* _WORK TO BE COMPLETED_
Your answer should be a single number: the count of lines containing the string "location".

* _EXERCISE MATERIALS_
* BEGIN *

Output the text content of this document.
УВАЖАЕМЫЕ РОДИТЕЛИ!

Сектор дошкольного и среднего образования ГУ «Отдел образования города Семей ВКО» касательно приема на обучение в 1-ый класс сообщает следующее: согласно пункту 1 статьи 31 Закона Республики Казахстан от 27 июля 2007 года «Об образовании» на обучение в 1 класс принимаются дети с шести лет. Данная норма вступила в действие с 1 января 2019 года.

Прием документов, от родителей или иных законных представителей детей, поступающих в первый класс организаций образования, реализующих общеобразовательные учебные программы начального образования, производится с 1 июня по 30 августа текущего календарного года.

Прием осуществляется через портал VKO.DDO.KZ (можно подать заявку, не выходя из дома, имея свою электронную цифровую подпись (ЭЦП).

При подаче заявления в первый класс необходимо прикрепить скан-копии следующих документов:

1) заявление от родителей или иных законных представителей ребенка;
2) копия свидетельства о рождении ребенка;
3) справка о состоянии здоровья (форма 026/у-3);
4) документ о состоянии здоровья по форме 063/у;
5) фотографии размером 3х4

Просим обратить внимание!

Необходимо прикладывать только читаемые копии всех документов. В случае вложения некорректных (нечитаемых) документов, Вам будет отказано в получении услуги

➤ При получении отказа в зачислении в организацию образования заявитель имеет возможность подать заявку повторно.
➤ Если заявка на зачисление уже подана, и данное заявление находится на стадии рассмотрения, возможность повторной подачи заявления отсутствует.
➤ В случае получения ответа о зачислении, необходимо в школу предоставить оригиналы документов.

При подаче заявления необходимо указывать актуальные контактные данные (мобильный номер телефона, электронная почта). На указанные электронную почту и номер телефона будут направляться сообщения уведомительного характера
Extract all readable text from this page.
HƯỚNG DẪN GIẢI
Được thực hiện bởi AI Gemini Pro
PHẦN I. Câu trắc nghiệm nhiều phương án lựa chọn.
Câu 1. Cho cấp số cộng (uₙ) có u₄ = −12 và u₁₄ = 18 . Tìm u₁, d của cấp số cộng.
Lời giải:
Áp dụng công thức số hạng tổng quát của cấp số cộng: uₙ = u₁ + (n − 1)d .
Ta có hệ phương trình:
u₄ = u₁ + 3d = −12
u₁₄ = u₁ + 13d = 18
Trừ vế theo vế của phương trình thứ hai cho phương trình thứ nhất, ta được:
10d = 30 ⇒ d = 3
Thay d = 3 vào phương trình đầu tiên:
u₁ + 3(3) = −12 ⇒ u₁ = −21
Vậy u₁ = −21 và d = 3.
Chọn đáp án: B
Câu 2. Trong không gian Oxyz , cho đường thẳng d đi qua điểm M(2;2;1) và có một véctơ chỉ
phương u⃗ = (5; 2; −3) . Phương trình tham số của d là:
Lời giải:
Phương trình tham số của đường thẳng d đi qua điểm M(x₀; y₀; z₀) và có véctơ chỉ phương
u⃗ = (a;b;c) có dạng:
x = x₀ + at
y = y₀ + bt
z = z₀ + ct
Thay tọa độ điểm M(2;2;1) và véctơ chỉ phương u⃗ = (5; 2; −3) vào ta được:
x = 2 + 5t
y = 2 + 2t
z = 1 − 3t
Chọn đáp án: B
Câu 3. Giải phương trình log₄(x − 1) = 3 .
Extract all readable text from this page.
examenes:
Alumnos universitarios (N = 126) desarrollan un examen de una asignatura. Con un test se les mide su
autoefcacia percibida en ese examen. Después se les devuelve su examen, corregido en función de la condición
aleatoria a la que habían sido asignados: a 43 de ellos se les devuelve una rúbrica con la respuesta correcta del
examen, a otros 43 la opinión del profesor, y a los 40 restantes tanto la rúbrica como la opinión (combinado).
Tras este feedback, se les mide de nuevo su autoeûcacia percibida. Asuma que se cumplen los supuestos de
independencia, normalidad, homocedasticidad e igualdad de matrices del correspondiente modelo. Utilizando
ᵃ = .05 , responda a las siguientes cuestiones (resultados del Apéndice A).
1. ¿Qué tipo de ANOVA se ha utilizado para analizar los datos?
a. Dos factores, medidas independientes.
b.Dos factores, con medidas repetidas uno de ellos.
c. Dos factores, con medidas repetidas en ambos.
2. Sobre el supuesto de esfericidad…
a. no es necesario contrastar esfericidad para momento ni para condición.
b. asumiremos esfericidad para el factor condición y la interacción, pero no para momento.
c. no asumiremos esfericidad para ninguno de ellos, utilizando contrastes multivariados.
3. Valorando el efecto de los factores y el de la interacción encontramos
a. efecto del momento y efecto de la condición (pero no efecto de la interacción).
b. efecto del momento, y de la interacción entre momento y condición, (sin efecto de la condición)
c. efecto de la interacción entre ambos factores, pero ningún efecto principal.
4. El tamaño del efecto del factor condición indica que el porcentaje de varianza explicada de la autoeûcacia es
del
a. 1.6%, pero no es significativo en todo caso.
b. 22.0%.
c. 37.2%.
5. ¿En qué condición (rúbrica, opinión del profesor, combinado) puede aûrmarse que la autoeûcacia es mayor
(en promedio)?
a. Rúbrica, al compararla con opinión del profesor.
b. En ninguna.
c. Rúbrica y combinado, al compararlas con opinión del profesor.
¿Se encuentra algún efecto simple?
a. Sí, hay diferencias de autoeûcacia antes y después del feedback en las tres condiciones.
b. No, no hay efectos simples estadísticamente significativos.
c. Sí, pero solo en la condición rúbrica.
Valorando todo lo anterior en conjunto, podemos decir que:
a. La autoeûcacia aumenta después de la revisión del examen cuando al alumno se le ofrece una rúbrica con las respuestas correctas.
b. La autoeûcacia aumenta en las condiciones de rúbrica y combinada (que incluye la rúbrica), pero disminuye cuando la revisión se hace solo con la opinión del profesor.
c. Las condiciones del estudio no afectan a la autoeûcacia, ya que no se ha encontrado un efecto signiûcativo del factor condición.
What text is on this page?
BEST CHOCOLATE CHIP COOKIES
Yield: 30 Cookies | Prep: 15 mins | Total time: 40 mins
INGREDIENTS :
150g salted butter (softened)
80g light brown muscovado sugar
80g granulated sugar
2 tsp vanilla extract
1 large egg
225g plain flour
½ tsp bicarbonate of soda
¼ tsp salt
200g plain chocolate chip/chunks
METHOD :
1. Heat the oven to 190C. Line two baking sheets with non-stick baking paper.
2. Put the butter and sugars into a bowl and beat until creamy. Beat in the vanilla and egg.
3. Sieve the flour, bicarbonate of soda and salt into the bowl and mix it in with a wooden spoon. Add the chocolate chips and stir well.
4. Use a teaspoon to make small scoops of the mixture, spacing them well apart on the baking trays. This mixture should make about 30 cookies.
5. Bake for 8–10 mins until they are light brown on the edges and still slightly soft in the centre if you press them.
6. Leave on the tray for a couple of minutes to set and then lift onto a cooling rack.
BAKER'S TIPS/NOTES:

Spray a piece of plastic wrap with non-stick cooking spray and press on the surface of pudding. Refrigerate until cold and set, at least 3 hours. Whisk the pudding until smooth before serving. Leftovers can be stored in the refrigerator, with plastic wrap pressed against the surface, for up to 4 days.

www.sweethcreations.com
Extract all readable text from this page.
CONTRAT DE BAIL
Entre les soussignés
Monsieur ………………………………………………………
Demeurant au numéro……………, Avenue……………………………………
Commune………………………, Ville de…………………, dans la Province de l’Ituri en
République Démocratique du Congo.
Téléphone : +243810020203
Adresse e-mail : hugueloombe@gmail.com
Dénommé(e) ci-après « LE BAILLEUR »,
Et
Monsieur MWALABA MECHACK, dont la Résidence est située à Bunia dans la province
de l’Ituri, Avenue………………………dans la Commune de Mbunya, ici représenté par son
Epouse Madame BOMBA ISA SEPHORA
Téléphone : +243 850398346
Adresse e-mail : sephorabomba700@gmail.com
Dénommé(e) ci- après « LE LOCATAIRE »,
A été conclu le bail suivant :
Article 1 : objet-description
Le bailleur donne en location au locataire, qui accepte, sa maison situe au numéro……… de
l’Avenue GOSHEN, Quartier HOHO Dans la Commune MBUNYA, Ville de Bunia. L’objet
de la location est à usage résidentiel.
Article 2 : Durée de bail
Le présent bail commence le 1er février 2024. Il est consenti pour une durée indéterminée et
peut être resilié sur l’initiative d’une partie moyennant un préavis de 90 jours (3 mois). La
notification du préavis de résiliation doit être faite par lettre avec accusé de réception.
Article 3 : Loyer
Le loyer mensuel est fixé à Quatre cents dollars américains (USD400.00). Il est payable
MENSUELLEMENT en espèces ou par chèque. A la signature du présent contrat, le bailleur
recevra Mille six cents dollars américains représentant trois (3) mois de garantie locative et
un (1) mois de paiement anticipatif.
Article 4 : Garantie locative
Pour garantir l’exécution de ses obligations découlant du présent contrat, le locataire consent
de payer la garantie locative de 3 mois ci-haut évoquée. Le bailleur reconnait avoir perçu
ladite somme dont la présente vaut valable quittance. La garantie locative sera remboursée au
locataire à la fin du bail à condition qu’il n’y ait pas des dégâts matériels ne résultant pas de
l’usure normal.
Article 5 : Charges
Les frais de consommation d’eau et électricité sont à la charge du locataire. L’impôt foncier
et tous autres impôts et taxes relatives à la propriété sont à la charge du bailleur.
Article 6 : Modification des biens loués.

* END *

* _FULL SOLUTION_
2